======== Extracted information ========
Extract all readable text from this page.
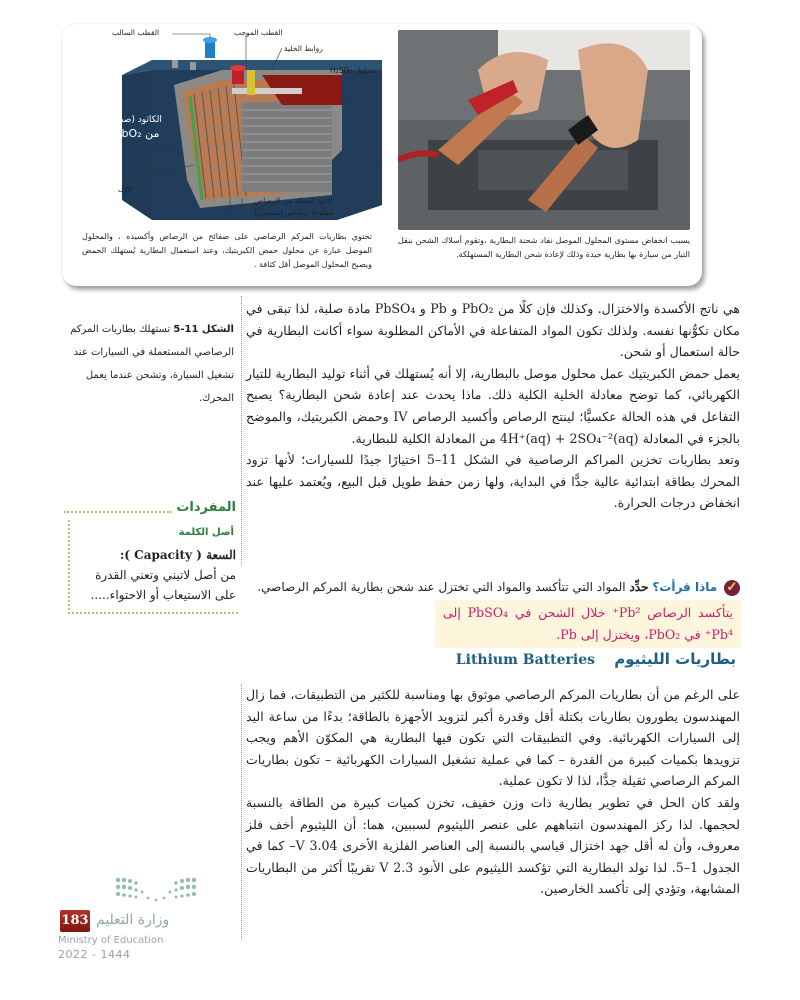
القطب السالب	القطب الموجب
روابط الخلية
محلول H₂SO₄
الكاثود (صفائح
من PbO₂)
عازل
الأنود (شبكة من الرصاص
مملوءة برصاص إسفنجي)
تحتوي بطاريات المركم الرصاصي على صفائح من الرصاص وأكسيده ، والمحلول الموصل عبارة عن محلول حمض الكبريتيك، وعند استعمال البطارية يُستهلك الحمض ويصبح المحلول الموصل أقل كثافة .
يسبب انخفاض مستوى المحلول الموصل نفاد شحنة البطارية ،وتقوم أسلاك الشحن بنقل التيار من سيارة بها بطارية جيدة وذلك لإعادة شحن البطارية المستهلكة.
الشكل 11-5 تستهلك بطاريات المركم الرصاصي المستعملة في السيارات عند تشغيل السيارة، وتشحن عندما يعمل المحرك.
المفردات
أصل الكلمة
السعة ( Capacity ):
من أصل لاتيني وتعني القدرة على الاستيعاب أو الاحتواء.....

هي ناتج الأكسدة والاختزال. وكذلك فإن كلًا من PbO₂ و Pb و PbSO₄ مادة صلبة، لذا تبقى في مكان تكوُّنها نفسه. ولذلك تكون المواد المتفاعلة في الأماكن المطلوبة سواء أكانت البطارية في حالة استعمال أو شحن.

يعمل حمض الكبريتيك عمل محلول موصل بالبطارية، إلا أنه يُستهلك في أثناء توليد البطارية للتيار الكهربائي، كما توضح معادلة الخلية الكلية ذلك. ماذا يحدث عند إعادة شحن البطارية؟ يصبح التفاعل في هذه الحالة عكسيًّا؛ لينتج الرصاص وأكسيد الرصاص IV وحمض الكبريتيك، والموضح بالجزء في المعادلة 4H⁺(aq) + 2SO₄⁻²(aq) من المعادلة الكلية للبطارية.

وتعد بطاريات تخزين المراكم الرصاصية في الشكل 11–5 اختيارًا جيدًا للسيارات؛ لأنها تزود المحرك بطاقة ابتدائية عالية جدًّا في البداية، ولها زمن حفظ طويل قبل البيع، ويُعتمد عليها عند انخفاض درجات الحرارة.

✓ ماذا قرأت؟ حدِّد المواد التي تتأكسد والمواد التي تختزل عند شحن بطارية المركم الرصاصي.
يتأكسد الرصاص Pb²⁺ خلال الشحن في PbSO₄ إلى Pb⁴⁺ في PbO₂، ويختزل إلى Pb.
بطاريات الليثيوم Lithium Batteries

على الرغم من أن بطاريات المركم الرصاصي موثوق بها ومناسبة للكثير من التطبيقات، فما زال المهندسون يطورون بطاريات بكتلة أقل وقدرة أكبر لتزويد الأجهزة بالطاقة؛ بدءًا من ساعة اليد إلى السيارات الكهربائية. وفي التطبيقات التي تكون فيها البطارية هي المكوّن الأهم ويجب تزويدها بكميات كبيرة من القدرة – كما في عملية تشغيل السيارات الكهربائية – تكون بطاريات المركم الرصاصي ثقيلة جدًّا، لذا لا تكون عملية.

ولقد كان الحل في تطوير بطارية ذات وزن خفيف، تخزن كميات كبيرة من الطاقة بالنسبة لحجمها. لذا ركز المهندسون انتباههم على عنصر الليثيوم لسببين، هما: أن الليثيوم أخف فلز معروف، وأن له أقل جهد اختزال قياسي بالنسبة إلى العناصر الفلزية الأخرى 3.04 V– كما في الجدول 1–5. لذا تولد البطارية التي تؤكسد الليثيوم على الأنود 2.3 V تقريبًا أكثر من البطاريات المشابهة، وتؤدي إلى تأكسد الخارصين.

183 وزارة التعليم
Ministry of Education
2022 - 1444
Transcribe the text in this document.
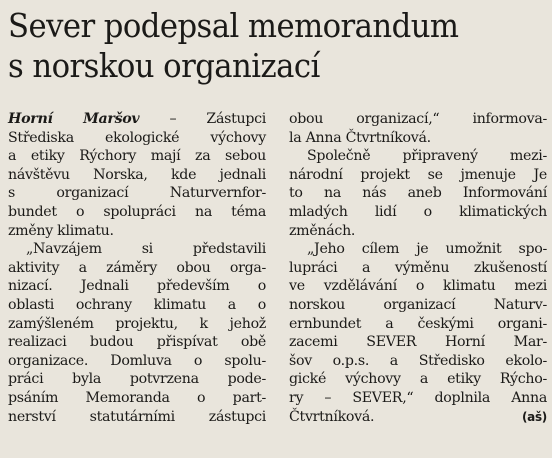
Sever podepsal memorandum
s norskou organizací
Horní Maršov – Zástupci
Střediska ekologické výchovy
a etiky Rýchory mají za sebou
návštěvu Norska, kde jednali
s organizací Naturvernfor-
bundet o spolupráci na téma
změny klimatu.
„Navzájem si představili
aktivity a záměry obou orga-
nizací. Jednali především o
oblasti ochrany klimatu a o
zamýšleném projektu, k jehož
realizaci budou přispívat obě
organizace. Domluva o spolu-
práci byla potvrzena pode-
psáním Memoranda o part-
nerství statutárními zástupci
obou organizací,“ informova-
la Anna Čtvrtníková.
Společně připravený mezi-
národní projekt se jmenuje Je
to na nás aneb Informování
mladých lidí o klimatických
změnách.
„Jeho cílem je umožnit spo-
lupráci a výměnu zkušeností
ve vzdělávání o klimatu mezi
norskou organizací Naturv-
ernbundet a českými organi-
zacemi SEVER Horní Mar-
šov o.p.s. a Středisko ekolo-
gické výchovy a etiky Rýcho-
ry – SEVER,“ doplnila Anna
Čtvrtníková.	(aš)
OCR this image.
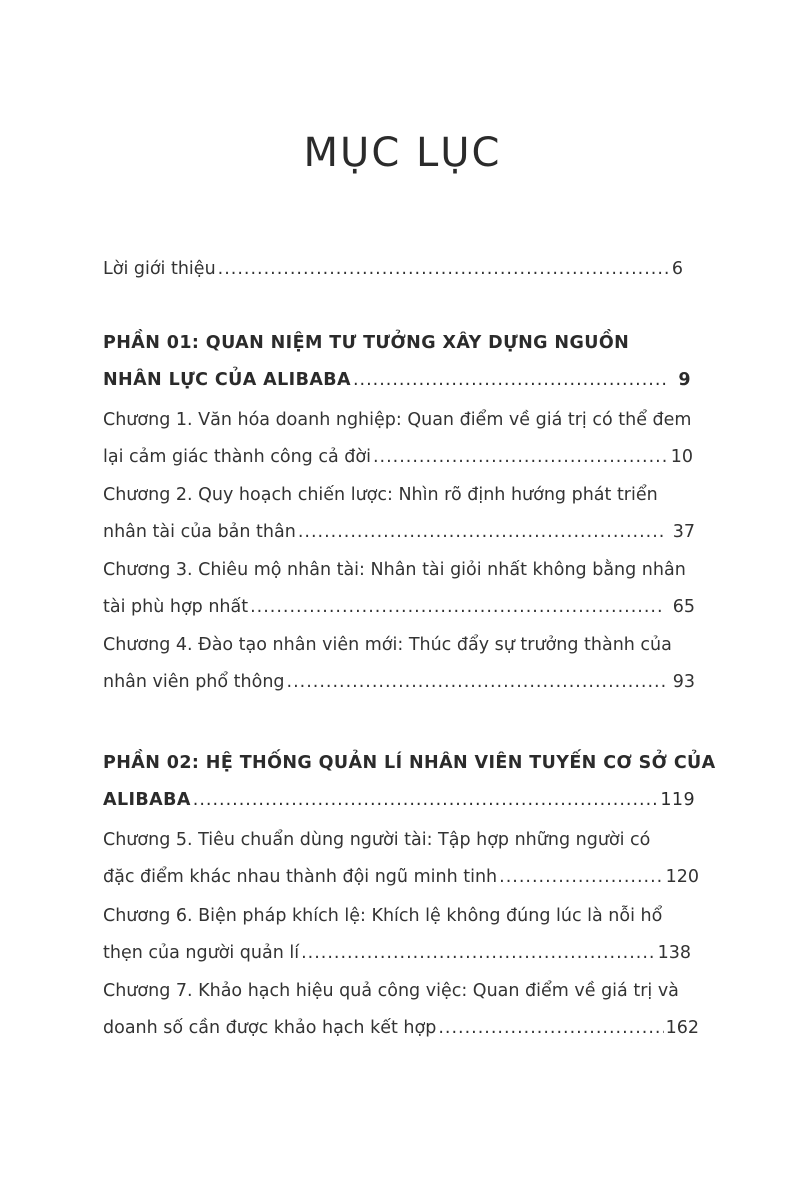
MỤC LỤC
Lời giới thiệu .....	6
PHẦN 01: QUAN NIỆM TƯ TƯỞNG XÂY DỰNG NGUỒN
NHÂN LỰC CỦA ALIBABA .....	9
Chương 1. Văn hóa doanh nghiệp: Quan điểm về giá trị có thể đem
lại cảm giác thành công cả đời .....	10
Chương 2. Quy hoạch chiến lược: Nhìn rõ định hướng phát triển
nhân tài của bản thân .....	37
Chương 3. Chiêu mộ nhân tài: Nhân tài giỏi nhất không bằng nhân
tài phù hợp nhất .....	65
Chương 4. Đào tạo nhân viên mới: Thúc đẩy sự trưởng thành của
nhân viên phổ thông .....	93
PHẦN 02: HỆ THỐNG QUẢN LÍ NHÂN VIÊN TUYẾN CƠ SỞ CỦA
ALIBABA .....	119
Chương 5. Tiêu chuẩn dùng người tài: Tập hợp những người có
đặc điểm khác nhau thành đội ngũ minh tinh .....	120
Chương 6. Biện pháp khích lệ: Khích lệ không đúng lúc là nỗi hổ
thẹn của người quản lí .....	138
Chương 7. Khảo hạch hiệu quả công việc: Quan điểm về giá trị và
doanh số cần được khảo hạch kết hợp .....	162
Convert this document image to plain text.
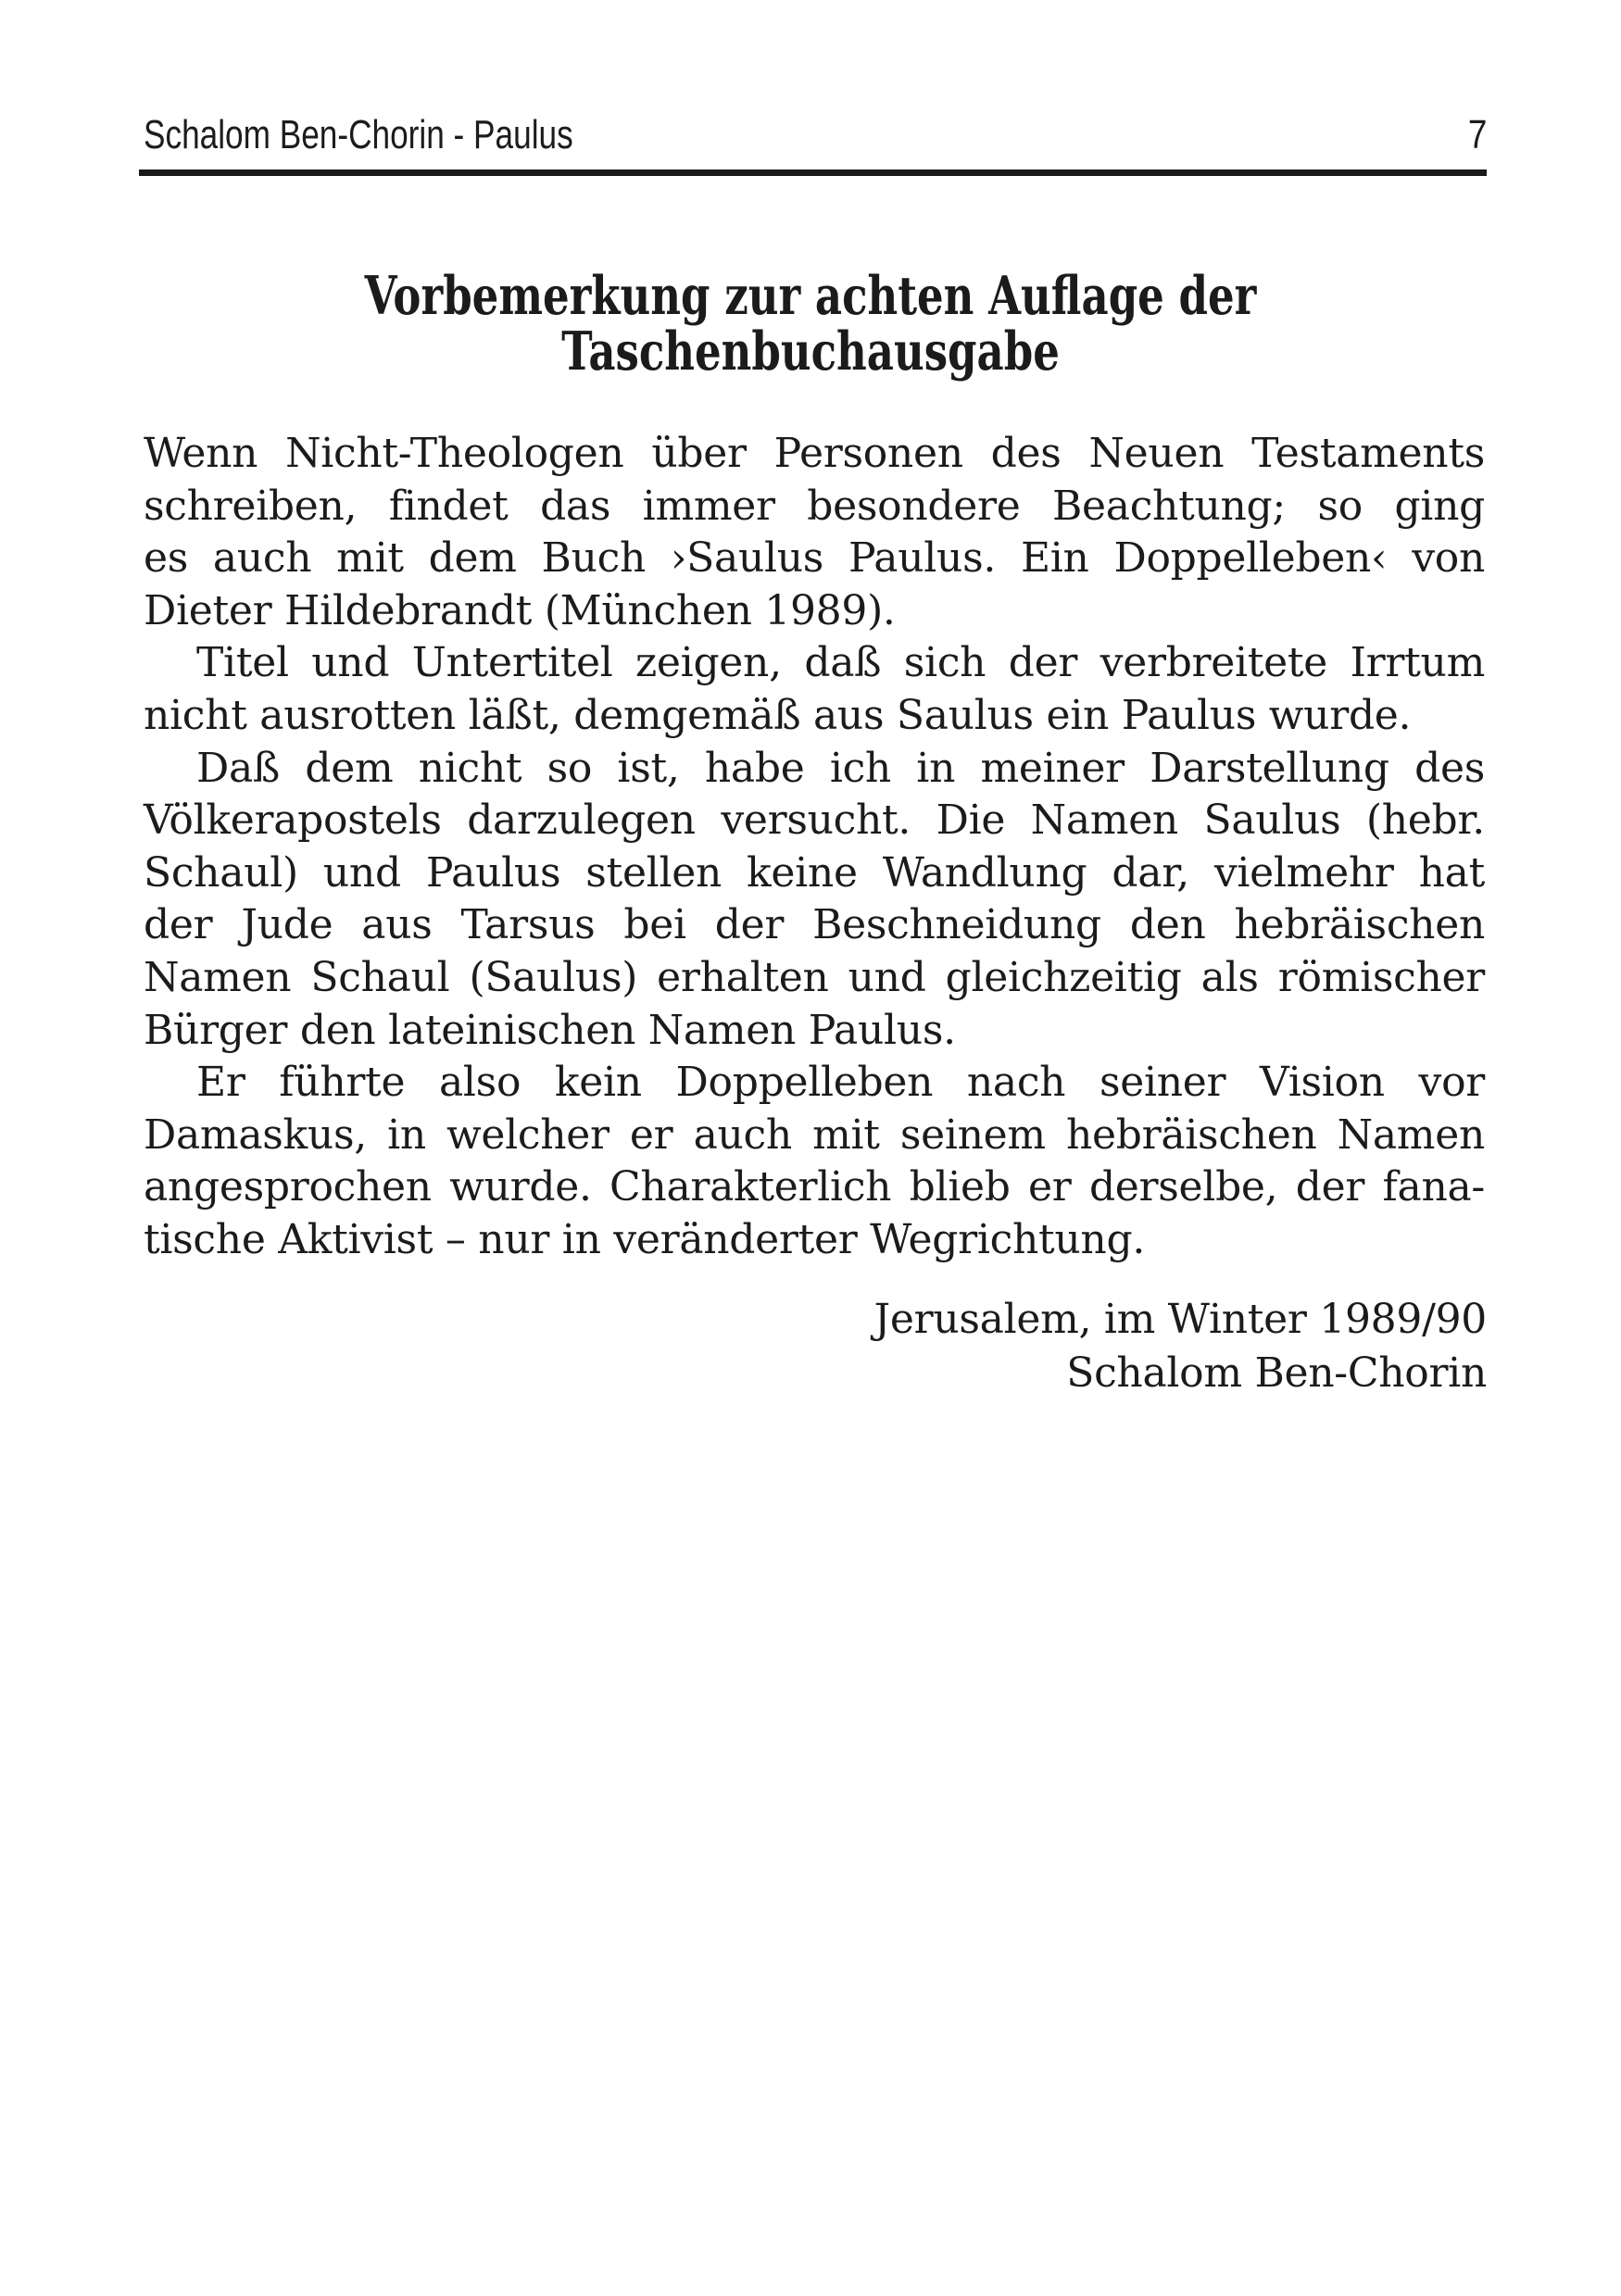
Schalom Ben-Chorin - Paulus	7
Vorbemerkung zur achten Auflage der
Taschenbuchausgabe
Wenn Nicht-Theologen über Personen des Neuen Testaments
schreiben, findet das immer besondere Beachtung; so ging
es auch mit dem Buch ›Saulus Paulus. Ein Doppelleben‹ von
Dieter Hildebrandt (München 1989).
Titel und Untertitel zeigen, daß sich der verbreitete Irrtum
nicht ausrotten läßt, demgemäß aus Saulus ein Paulus wurde.
Daß dem nicht so ist, habe ich in meiner Darstellung des
Völkerapostels darzulegen versucht. Die Namen Saulus (hebr.
Schaul) und Paulus stellen keine Wandlung dar, vielmehr hat
der Jude aus Tarsus bei der Beschneidung den hebräischen
Namen Schaul (Saulus) erhalten und gleichzeitig als römischer
Bürger den lateinischen Namen Paulus.
Er führte also kein Doppelleben nach seiner Vision vor
Damaskus, in welcher er auch mit seinem hebräischen Namen
angesprochen wurde. Charakterlich blieb er derselbe, der fana-
tische Aktivist – nur in veränderter Wegrichtung.
Jerusalem, im Winter 1989/90
Schalom Ben-Chorin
========
### Problem to work on
From the line containing "OCR this image." to the end of the data above, give those lines again verbatim, with both endpoints included and no images.

### The result
OCR this image.
MỤC LỤC
Lời giới thiệu .....	6
PHẦN 01: QUAN NIỆM TƯ TƯỞNG XÂY DỰNG NGUỒN
NHÂN LỰC CỦA ALIBABA .....	9
Chương 1. Văn hóa doanh nghiệp: Quan điểm về giá trị có thể đem
lại cảm giác thành công cả đời .....	10
Chương 2. Quy hoạch chiến lược: Nhìn rõ định hướng phát triển
nhân tài của bản thân .....	37
Chương 3. Chiêu mộ nhân tài: Nhân tài giỏi nhất không bằng nhân
tài phù hợp nhất .....	65
Chương 4. Đào tạo nhân viên mới: Thúc đẩy sự trưởng thành của
nhân viên phổ thông .....	93
PHẦN 02: HỆ THỐNG QUẢN LÍ NHÂN VIÊN TUYẾN CƠ SỞ CỦA
ALIBABA .....	119
Chương 5. Tiêu chuẩn dùng người tài: Tập hợp những người có
đặc điểm khác nhau thành đội ngũ minh tinh .....	120
Chương 6. Biện pháp khích lệ: Khích lệ không đúng lúc là nỗi hổ
thẹn của người quản lí .....	138
Chương 7. Khảo hạch hiệu quả công việc: Quan điểm về giá trị và
doanh số cần được khảo hạch kết hợp .....	162
Convert this document image to plain text.
Schalom Ben-Chorin - Paulus	7
Vorbemerkung zur achten Auflage der
Taschenbuchausgabe
Wenn Nicht-Theologen über Personen des Neuen Testaments
schreiben, findet das immer besondere Beachtung; so ging
es auch mit dem Buch ›Saulus Paulus. Ein Doppelleben‹ von
Dieter Hildebrandt (München 1989).
Titel und Untertitel zeigen, daß sich der verbreitete Irrtum
nicht ausrotten läßt, demgemäß aus Saulus ein Paulus wurde.
Daß dem nicht so ist, habe ich in meiner Darstellung des
Völkerapostels darzulegen versucht. Die Namen Saulus (hebr.
Schaul) und Paulus stellen keine Wandlung dar, vielmehr hat
der Jude aus Tarsus bei der Beschneidung den hebräischen
Namen Schaul (Saulus) erhalten und gleichzeitig als römischer
Bürger den lateinischen Namen Paulus.
Er führte also kein Doppelleben nach seiner Vision vor
Damaskus, in welcher er auch mit seinem hebräischen Namen
angesprochen wurde. Charakterlich blieb er derselbe, der fana-
tische Aktivist – nur in veränderter Wegrichtung.
Jerusalem, im Winter 1989/90
Schalom Ben-Chorin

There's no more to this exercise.